** begin Material for the task **
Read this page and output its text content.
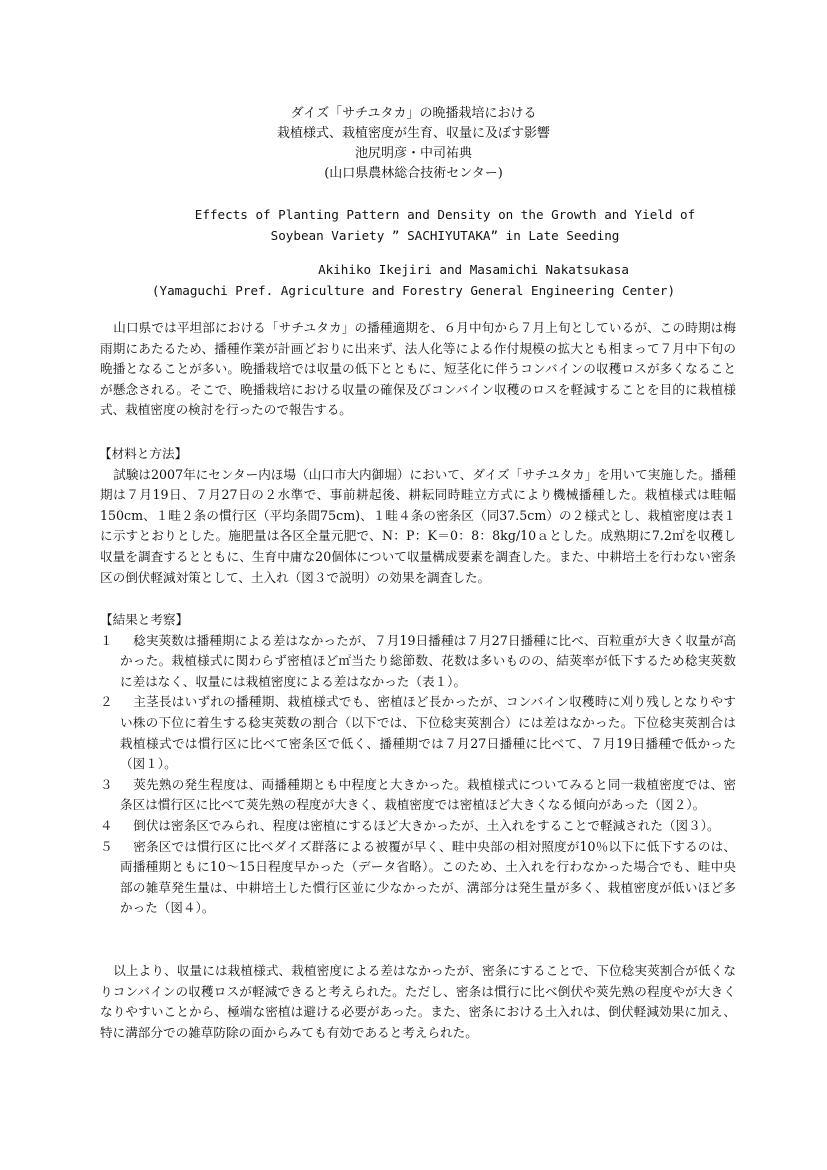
ダイズ「サチユタカ」の晩播栽培における
栽植様式、栽植密度が生育、収量に及ぼす影響
池尻明彦・中司祐典
(山口県農林総合技術センター)
Effects of Planting Pattern and Density on the Growth and Yield of
Soybean Variety ” SACHIYUTAKA” in Late Seeding
Akihiko Ikejiri and Masamichi Nakatsukasa
(Yamaguchi Pref. Agriculture and Forestry General Engineering Center)

山口県では平坦部における「サチユタカ」の播種適期を、６月中旬から７月上旬としているが、この時期は梅雨期にあたるため、播種作業が計画どおりに出来ず、法人化等による作付規模の拡大とも相まって７月中下旬の晩播となることが多い。晩播栽培では収量の低下とともに、短茎化に伴うコンバインの収穫ロスが多くなることが懸念される。そこで、晩播栽培における収量の確保及びコンバイン収穫のロスを軽減することを目的に栽植様式、栽植密度の検討を行ったので報告する。

【材料と方法】

試験は2007年にセンター内ほ場（山口市大内御堀）において、ダイズ「サチユタカ」を用いて実施した。播種期は７月19日、７月27日の２水準で、事前耕起後、耕耘同時畦立方式により機械播種した。栽植様式は畦幅150cm、１畦２条の慣行区（平均条間75cm)、１畦４条の密条区（同37.5cm）の２様式とし、栽植密度は表１に示すとおりとした。施肥量は各区全量元肥で、N：P：K＝0：8：8kg/10ａとした。成熟期に7.2㎡を収穫し収量を調査するとともに、生育中庸な20個体について収量構成要素を調査した。また、中耕培土を行わない密条区の倒伏軽減対策として、土入れ（図３で説明）の効果を調査した。

【結果と考察】
１	稔実莢数は播種期による差はなかったが、７月19日播種は７月27日播種に比べ、百粒重が大きく収量が高かった。栽植様式に関わらず密植ほど㎡当たり総節数、花数は多いものの、結莢率が低下するため稔実莢数に差はなく、収量には栽植密度による差はなかった（表１）。
２	主茎長はいずれの播種期、栽植様式でも、密植ほど長かったが、コンバイン収穫時に刈り残しとなりやすい株の下位に着生する稔実莢数の割合（以下では、下位稔実莢割合）には差はなかった。下位稔実莢割合は栽植様式では慣行区に比べて密条区で低く、播種期では７月27日播種に比べて、７月19日播種で低かった（図１）。
３	莢先熟の発生程度は、両播種期とも中程度と大きかった。栽植様式についてみると同一栽植密度では、密条区は慣行区に比べて莢先熟の程度が大きく、栽植密度では密植ほど大きくなる傾向があった（図２）。
４	倒伏は密条区でみられ、程度は密植にするほど大きかったが、土入れをすることで軽減された（図３）。
５	密条区では慣行区に比べダイズ群落による被覆が早く、畦中央部の相対照度が10％以下に低下するのは、両播種期ともに10～15日程度早かった（データ省略）。このため、土入れを行わなかった場合でも、畦中央部の雑草発生量は、中耕培土した慣行区並に少なかったが、溝部分は発生量が多く、栽植密度が低いほど多かった（図４）。

以上より、収量には栽植様式、栽植密度による差はなかったが、密条にすることで、下位稔実莢割合が低くなりコンバインの収穫ロスが軽減できると考えられた。ただし、密条は慣行に比べ倒伏や莢先熟の程度やが大きくなりやすいことから、極端な密植は避ける必要があった。また、密条における土入れは、倒伏軽減効果に加え、特に溝部分での雑草防除の面からみても有効であると考えられた。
** end Material for the task **
Copy every entry exactly as written. Pictures are excluded.

Read this page and output its text content.
ダイズ「サチユタカ」の晩播栽培における
栽植様式、栽植密度が生育、収量に及ぼす影響
池尻明彦・中司祐典
(山口県農林総合技術センター)
Effects of Planting Pattern and Density on the Growth and Yield of
Soybean Variety ” SACHIYUTAKA” in Late Seeding
Akihiko Ikejiri and Masamichi Nakatsukasa
(Yamaguchi Pref. Agriculture and Forestry General Engineering Center)

山口県では平坦部における「サチユタカ」の播種適期を、６月中旬から７月上旬としているが、この時期は梅雨期にあたるため、播種作業が計画どおりに出来ず、法人化等による作付規模の拡大とも相まって７月中下旬の晩播となることが多い。晩播栽培では収量の低下とともに、短茎化に伴うコンバインの収穫ロスが多くなることが懸念される。そこで、晩播栽培における収量の確保及びコンバイン収穫のロスを軽減することを目的に栽植様式、栽植密度の検討を行ったので報告する。

【材料と方法】

試験は2007年にセンター内ほ場（山口市大内御堀）において、ダイズ「サチユタカ」を用いて実施した。播種期は７月19日、７月27日の２水準で、事前耕起後、耕耘同時畦立方式により機械播種した。栽植様式は畦幅150cm、１畦２条の慣行区（平均条間75cm)、１畦４条の密条区（同37.5cm）の２様式とし、栽植密度は表１に示すとおりとした。施肥量は各区全量元肥で、N：P：K＝0：8：8kg/10ａとした。成熟期に7.2㎡を収穫し収量を調査するとともに、生育中庸な20個体について収量構成要素を調査した。また、中耕培土を行わない密条区の倒伏軽減対策として、土入れ（図３で説明）の効果を調査した。

【結果と考察】
１	稔実莢数は播種期による差はなかったが、７月19日播種は７月27日播種に比べ、百粒重が大きく収量が高かった。栽植様式に関わらず密植ほど㎡当たり総節数、花数は多いものの、結莢率が低下するため稔実莢数に差はなく、収量には栽植密度による差はなかった（表１）。
２	主茎長はいずれの播種期、栽植様式でも、密植ほど長かったが、コンバイン収穫時に刈り残しとなりやすい株の下位に着生する稔実莢数の割合（以下では、下位稔実莢割合）には差はなかった。下位稔実莢割合は栽植様式では慣行区に比べて密条区で低く、播種期では７月27日播種に比べて、７月19日播種で低かった（図１）。
３	莢先熟の発生程度は、両播種期とも中程度と大きかった。栽植様式についてみると同一栽植密度では、密条区は慣行区に比べて莢先熟の程度が大きく、栽植密度では密植ほど大きくなる傾向があった（図２）。
４	倒伏は密条区でみられ、程度は密植にするほど大きかったが、土入れをすることで軽減された（図３）。
５	密条区では慣行区に比べダイズ群落による被覆が早く、畦中央部の相対照度が10％以下に低下するのは、両播種期ともに10～15日程度早かった（データ省略）。このため、土入れを行わなかった場合でも、畦中央部の雑草発生量は、中耕培土した慣行区並に少なかったが、溝部分は発生量が多く、栽植密度が低いほど多かった（図４）。

以上より、収量には栽植様式、栽植密度による差はなかったが、密条にすることで、下位稔実莢割合が低くなりコンバインの収穫ロスが軽減できると考えられた。ただし、密条は慣行に比べ倒伏や莢先熟の程度やが大きくなりやすいことから、極端な密植は避ける必要があった。また、密条における土入れは、倒伏軽減効果に加え、特に溝部分での雑草防除の面からみても有効であると考えられた。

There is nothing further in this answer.